Requirement:
Below are some entries. Copy each line that holds the string "source".

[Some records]

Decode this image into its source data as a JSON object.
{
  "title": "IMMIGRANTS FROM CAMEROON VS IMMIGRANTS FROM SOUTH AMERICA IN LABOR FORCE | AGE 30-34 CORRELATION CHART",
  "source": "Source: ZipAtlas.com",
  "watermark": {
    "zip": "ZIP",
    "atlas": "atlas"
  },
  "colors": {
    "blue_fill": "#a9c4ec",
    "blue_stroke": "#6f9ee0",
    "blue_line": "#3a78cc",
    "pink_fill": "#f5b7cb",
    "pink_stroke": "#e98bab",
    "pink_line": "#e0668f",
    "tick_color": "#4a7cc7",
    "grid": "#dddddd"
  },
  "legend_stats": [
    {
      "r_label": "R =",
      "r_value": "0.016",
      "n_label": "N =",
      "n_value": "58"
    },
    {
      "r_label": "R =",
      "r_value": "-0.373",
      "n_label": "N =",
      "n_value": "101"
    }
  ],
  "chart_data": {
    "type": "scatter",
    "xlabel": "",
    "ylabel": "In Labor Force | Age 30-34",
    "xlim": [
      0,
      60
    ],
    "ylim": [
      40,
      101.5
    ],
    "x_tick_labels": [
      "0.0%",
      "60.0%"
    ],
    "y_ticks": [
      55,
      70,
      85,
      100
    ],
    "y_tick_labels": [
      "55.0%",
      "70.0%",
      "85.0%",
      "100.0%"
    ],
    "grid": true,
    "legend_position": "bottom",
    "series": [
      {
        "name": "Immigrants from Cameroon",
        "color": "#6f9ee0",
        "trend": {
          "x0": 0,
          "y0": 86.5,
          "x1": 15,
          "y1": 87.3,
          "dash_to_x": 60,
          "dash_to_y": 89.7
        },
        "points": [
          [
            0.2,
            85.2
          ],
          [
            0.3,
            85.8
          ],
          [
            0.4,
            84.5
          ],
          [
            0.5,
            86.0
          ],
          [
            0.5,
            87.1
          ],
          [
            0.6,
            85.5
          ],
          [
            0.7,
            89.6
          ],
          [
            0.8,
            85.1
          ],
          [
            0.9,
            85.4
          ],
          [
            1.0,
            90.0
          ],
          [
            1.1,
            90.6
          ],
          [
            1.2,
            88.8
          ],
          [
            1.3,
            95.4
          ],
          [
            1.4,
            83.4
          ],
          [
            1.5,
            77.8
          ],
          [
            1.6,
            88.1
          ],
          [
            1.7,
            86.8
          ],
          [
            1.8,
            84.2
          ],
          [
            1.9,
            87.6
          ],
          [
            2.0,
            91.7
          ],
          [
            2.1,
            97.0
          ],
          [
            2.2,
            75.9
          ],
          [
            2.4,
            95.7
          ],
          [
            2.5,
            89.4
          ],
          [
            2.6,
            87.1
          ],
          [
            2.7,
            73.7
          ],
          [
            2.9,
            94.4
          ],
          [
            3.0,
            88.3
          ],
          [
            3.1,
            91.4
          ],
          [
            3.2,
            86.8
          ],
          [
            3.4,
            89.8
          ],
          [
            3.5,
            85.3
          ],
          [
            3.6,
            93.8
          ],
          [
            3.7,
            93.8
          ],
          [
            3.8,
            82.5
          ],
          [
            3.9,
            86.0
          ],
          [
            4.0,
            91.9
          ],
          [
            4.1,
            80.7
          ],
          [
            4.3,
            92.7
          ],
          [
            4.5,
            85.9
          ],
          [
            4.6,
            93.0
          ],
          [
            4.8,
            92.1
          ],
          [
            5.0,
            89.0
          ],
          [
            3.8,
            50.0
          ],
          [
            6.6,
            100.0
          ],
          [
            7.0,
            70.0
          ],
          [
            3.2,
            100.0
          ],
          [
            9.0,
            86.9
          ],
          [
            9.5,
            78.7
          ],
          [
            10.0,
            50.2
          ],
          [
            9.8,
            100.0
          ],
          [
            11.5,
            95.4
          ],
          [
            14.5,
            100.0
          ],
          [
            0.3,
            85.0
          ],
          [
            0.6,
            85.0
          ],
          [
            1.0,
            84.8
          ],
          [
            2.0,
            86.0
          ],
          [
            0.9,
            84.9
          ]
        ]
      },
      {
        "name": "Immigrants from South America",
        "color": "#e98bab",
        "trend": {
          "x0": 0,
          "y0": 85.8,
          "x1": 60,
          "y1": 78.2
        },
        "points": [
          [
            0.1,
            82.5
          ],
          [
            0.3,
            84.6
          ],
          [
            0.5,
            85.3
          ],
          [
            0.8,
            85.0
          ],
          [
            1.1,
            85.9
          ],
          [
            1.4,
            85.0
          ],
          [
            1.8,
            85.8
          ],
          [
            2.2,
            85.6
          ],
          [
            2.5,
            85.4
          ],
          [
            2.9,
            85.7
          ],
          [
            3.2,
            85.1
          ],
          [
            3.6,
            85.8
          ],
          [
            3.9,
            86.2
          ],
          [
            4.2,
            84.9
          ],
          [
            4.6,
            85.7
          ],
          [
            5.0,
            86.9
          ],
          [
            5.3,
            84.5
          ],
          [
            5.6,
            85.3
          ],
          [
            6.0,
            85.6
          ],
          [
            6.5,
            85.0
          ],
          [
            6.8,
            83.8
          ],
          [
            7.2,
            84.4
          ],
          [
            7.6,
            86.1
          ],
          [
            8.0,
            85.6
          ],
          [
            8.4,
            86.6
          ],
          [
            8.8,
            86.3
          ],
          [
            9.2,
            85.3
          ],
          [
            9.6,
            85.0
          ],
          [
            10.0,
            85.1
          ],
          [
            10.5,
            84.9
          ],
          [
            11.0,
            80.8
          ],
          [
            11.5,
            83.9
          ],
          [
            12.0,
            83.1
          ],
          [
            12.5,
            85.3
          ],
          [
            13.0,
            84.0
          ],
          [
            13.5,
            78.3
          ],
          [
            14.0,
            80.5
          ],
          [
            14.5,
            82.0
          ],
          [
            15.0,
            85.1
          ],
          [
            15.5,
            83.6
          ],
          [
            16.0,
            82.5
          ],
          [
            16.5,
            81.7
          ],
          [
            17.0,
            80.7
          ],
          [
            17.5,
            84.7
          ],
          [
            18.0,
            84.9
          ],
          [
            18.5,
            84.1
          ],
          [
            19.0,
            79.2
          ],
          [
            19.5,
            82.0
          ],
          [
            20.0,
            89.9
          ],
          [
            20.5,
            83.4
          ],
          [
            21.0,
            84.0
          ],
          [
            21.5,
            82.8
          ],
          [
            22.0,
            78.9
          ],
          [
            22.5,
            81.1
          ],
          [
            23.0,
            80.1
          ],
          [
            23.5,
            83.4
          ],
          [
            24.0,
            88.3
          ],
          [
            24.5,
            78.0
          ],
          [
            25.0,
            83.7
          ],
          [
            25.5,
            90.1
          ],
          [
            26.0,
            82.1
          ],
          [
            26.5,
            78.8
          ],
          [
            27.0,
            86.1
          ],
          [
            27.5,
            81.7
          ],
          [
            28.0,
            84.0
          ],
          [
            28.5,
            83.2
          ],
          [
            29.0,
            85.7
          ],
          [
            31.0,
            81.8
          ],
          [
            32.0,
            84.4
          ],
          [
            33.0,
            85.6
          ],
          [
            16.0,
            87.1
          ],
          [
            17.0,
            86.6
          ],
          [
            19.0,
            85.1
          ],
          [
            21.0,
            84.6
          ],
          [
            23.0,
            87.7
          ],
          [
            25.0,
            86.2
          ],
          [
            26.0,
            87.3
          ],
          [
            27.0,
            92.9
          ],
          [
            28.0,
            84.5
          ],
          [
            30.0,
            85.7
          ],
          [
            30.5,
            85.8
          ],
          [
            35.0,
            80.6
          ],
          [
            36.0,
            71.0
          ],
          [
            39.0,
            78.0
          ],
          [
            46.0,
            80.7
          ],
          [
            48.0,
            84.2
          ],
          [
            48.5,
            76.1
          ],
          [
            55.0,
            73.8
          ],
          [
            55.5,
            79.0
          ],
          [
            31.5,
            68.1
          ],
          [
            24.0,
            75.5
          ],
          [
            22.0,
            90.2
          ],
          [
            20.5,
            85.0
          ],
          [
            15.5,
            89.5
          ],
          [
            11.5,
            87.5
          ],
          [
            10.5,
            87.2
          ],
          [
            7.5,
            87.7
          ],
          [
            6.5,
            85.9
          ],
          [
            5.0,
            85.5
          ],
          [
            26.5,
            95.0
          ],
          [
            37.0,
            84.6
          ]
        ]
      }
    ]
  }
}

Solved problem:
Decode this image into its source data as a JSON object.
  "source": "Source: ZipAtlas.com",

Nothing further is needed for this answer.